[Document content entries]
┌────────

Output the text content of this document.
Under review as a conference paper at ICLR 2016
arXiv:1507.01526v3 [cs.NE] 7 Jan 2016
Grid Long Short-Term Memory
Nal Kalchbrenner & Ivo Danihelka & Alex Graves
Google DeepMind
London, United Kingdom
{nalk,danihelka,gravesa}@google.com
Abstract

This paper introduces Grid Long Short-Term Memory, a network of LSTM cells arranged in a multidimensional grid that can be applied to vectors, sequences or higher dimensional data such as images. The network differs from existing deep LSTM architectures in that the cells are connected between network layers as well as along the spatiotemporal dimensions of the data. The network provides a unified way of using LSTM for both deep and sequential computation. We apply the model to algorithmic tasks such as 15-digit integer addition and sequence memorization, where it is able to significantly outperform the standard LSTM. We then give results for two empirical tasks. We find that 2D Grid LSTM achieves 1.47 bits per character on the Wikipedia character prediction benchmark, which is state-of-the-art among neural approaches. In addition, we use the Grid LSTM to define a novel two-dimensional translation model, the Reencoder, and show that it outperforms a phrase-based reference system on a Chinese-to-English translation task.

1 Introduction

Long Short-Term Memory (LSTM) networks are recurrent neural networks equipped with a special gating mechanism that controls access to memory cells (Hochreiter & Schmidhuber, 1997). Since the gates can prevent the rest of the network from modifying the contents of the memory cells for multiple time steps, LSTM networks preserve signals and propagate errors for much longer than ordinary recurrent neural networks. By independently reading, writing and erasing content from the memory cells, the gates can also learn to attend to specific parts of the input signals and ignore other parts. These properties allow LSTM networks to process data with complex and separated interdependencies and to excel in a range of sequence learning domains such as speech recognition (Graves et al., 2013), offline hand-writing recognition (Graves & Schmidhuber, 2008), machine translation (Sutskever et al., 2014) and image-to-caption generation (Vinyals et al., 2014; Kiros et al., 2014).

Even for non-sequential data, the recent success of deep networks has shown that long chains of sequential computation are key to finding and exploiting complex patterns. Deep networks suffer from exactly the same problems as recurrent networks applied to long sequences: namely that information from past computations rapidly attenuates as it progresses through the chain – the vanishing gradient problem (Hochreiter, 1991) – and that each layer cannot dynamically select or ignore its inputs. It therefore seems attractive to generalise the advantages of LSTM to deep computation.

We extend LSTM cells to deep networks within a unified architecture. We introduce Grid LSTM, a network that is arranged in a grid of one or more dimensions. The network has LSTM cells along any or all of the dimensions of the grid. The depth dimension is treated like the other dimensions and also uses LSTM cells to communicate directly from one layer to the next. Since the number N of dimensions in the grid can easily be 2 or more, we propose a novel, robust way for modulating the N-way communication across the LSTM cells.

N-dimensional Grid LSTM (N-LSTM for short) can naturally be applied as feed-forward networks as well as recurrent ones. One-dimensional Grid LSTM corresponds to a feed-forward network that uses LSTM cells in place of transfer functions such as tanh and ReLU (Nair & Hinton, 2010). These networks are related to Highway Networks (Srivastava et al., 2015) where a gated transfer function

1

└────────

### WHAT NEEDS TO BE DONE
Going through the records, work out how many lines contain the word "uses". Please answer with the number only.

### FINISHED EXERCISE
2